▶ **TASKS TO COMPLETE**
• A. From the mailing-list thread on user-creatable git trees, transcribe the passage that begins with the words containing "On 04/26/2011 08:57" and ends with "yoctoproject.org system admin.".
• B. Go on with the mailing-list thread on user-creatable git trees, starting after its final sentence.

▶ **EXCERPT TO READ**
>>>>
2011-04-26 Thread Saul Wold

On 04/26/2011 08:57 PM, Darren Hart wrote:



On 04/26/2011 08:22 PM, Bruce Ashfield wrote:

On 11-04-26 11:00 PM, Darren Hart wrote:

git.yoctoproject.org hosts a number of different repositories, some of
which host limited user contributions (such as poky-contrib). These
repositories are setup and administered by a yoctoproject.org system admin.

As our developer base grows, the need for user creatable git trees also
grows. Eventually, *-contrib isn't going to scale, and neither will the
system admin. There are plenty of available places individuals can
create publicly accessible trees (github, kernel.org, or any number of
similar sites). However, I think it would be beneficial for at least
very active developers to be able to create and destroy trees on a whim,
without having to involve the system admin with each event.
<<<<
▶ **PROVIDED RECORDS**
>>>>
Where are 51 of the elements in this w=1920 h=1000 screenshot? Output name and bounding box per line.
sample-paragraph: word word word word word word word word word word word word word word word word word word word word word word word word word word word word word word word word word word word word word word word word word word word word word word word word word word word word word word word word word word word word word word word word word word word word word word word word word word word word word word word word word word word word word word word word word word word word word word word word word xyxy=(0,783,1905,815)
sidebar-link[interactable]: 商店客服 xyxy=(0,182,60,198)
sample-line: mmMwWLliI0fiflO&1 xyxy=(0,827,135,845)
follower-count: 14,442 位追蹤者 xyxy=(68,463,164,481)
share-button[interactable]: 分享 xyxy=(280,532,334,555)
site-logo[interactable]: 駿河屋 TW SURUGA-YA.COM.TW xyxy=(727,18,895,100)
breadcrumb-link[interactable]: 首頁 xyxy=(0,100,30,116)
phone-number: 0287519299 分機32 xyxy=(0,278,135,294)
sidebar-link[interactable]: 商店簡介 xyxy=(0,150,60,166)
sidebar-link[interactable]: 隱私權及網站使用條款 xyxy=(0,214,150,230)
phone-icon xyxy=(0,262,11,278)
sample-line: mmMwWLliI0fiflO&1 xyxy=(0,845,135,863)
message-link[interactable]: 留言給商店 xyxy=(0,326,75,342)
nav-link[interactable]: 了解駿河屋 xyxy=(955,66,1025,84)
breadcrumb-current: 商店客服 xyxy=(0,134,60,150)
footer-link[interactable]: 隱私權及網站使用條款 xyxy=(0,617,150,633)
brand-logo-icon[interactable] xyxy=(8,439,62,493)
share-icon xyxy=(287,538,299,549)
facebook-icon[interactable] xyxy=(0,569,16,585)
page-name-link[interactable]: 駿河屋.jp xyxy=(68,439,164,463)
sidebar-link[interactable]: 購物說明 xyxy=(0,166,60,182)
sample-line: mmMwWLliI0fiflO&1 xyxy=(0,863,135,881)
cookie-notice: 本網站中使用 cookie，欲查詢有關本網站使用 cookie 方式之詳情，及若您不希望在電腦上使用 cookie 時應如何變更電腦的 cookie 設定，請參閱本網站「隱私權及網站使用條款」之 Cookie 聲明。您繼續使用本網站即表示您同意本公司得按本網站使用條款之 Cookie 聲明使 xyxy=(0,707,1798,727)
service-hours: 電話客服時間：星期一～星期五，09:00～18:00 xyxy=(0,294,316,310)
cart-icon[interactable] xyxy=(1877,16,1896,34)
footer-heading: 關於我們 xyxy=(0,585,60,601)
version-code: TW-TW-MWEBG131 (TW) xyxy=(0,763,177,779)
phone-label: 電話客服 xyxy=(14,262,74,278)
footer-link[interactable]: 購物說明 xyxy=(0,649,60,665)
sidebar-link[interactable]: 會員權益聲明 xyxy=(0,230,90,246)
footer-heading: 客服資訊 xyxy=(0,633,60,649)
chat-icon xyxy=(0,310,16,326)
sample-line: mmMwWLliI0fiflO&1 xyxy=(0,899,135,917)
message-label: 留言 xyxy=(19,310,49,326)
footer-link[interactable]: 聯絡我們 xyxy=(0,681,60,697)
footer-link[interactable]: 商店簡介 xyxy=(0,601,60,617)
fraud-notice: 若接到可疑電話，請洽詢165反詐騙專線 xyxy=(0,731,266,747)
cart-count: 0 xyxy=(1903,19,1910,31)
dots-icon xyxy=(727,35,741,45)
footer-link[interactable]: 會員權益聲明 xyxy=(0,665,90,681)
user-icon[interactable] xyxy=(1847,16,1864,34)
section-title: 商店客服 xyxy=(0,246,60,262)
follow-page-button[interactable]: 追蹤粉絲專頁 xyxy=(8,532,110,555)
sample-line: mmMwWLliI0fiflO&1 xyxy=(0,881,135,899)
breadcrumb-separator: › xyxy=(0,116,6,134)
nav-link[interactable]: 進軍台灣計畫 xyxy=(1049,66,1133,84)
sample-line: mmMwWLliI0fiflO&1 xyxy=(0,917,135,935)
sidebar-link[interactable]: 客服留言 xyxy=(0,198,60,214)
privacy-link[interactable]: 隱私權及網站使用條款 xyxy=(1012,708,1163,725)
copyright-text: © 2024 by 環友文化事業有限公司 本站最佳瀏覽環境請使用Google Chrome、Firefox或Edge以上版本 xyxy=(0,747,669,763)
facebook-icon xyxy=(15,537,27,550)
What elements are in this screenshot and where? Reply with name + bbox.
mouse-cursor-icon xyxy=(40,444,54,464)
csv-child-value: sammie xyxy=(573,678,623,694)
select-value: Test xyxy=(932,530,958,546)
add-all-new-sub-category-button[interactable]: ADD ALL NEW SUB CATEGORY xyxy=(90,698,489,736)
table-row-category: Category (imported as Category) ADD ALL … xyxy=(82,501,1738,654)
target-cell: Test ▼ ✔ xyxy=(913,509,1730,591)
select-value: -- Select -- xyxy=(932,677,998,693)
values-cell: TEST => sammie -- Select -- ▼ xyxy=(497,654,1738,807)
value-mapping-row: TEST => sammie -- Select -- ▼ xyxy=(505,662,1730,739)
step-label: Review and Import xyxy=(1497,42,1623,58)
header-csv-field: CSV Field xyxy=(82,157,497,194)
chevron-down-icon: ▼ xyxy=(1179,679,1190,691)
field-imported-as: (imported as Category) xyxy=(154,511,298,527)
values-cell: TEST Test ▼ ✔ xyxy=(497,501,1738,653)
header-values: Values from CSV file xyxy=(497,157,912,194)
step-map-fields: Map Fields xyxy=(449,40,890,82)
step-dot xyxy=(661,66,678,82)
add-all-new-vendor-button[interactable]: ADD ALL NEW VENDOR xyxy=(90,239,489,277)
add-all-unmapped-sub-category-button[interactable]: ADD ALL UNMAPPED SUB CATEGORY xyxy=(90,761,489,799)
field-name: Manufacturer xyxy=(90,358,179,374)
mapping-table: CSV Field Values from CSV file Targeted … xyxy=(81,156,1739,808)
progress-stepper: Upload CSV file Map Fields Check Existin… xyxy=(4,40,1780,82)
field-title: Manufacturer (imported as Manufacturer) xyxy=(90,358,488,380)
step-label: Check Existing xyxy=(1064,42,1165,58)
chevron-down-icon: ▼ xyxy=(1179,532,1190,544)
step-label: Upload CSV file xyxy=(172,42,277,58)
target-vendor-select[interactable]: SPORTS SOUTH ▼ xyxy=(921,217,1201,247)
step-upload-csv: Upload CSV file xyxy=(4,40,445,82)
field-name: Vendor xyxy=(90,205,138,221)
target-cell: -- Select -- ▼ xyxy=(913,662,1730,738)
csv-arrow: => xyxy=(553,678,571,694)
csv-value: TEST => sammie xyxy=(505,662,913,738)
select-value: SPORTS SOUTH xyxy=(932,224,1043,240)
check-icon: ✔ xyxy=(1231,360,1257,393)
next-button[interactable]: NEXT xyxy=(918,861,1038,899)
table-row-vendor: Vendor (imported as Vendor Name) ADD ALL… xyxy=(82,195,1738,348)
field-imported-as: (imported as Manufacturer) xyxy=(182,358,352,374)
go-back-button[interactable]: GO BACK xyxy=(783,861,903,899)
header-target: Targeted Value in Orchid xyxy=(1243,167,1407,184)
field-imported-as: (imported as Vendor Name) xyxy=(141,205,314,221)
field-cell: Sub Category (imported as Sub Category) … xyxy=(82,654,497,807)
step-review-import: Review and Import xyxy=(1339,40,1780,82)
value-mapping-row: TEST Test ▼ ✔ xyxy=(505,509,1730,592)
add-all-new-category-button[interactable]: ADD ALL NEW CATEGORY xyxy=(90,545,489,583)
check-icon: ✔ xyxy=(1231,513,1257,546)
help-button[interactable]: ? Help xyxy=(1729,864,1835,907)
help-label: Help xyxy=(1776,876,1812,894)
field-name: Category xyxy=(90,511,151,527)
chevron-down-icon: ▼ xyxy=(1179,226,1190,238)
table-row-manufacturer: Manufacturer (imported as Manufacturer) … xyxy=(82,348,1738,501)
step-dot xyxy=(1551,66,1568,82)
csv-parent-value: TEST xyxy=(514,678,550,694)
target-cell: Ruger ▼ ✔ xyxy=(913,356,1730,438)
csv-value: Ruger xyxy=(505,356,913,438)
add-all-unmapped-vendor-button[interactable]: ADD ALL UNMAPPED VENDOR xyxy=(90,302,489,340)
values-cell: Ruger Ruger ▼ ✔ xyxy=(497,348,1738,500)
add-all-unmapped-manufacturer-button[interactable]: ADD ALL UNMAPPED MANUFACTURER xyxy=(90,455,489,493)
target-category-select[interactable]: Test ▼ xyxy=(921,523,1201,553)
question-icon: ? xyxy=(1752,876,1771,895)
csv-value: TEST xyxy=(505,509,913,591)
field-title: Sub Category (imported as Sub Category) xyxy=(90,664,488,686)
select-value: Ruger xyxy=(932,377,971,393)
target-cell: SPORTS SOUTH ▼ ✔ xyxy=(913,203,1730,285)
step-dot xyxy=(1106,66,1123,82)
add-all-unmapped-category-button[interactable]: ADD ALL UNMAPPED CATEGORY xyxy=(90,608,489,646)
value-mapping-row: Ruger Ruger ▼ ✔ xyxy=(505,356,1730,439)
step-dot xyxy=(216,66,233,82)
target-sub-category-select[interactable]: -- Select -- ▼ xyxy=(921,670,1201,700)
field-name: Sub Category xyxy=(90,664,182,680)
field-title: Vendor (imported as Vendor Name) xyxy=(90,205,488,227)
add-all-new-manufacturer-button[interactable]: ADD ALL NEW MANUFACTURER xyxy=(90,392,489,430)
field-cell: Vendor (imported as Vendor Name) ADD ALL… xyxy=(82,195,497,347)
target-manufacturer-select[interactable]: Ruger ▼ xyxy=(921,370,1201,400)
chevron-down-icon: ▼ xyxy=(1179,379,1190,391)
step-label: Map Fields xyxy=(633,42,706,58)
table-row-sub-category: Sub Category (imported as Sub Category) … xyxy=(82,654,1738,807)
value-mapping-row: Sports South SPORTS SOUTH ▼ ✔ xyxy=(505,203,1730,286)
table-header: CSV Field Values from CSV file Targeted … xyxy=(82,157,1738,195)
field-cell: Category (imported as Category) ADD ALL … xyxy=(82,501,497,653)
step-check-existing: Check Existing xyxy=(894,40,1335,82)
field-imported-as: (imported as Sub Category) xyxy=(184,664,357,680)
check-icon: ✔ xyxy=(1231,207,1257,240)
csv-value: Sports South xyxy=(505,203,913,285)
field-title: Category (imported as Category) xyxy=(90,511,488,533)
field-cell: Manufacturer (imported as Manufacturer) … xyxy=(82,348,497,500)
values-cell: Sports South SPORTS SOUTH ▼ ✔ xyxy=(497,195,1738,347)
<<<<
▶ **FINAL ANSWERS**
• A.
On 04/26/2011 08:57 PM, Darren Hart wrote:



On 04/26/2011 08:22 PM, Bruce Ashfield wrote:

On 11-04-26 11:00 PM, Darren Hart wrote:

git.yoctoproject.org hosts a number of different repositories, some of
which host limited user contributions (such as poky-contrib). These
repositories are setup and administered by a yoctoproject.org system admin.

• B.
kernel.org provides a git web interface for user created trees. I'd like
to see something similar available at yoctoproject.org in order to
establish single place to go looking for "yocto developer trees". Users
would have to justify their request for a user account and agree to a
terms of use. This has served the Linux kernel community very well. I
think it could do the same for us.

Note: I am not offering to setup such a service or even say that it's
possible with the current resources. I just wanted to throw the idea out
there and see if others have found a similar gap in the development
environment and if this idea would address that gap.

Thoughts?


Only a 2nd vote for something like this. I've had a need for
this on several occasions, and often I'd like to get something out, and
then slot it into a more "official" location later. My current
location for the 2.6.39-yocto kernel on my kernel.org account sort
of says it all :)


Right. I just pushed meta-boottime to my kernel.org account as well. I'd
much rather have that be:

git://git.yoctoproject.org/dvhart/meta-boottime.git


I also think this is a good idea, but can we wait until we get things 
transitioned to the new server and stabilized before adding new things 
right now?


Sau!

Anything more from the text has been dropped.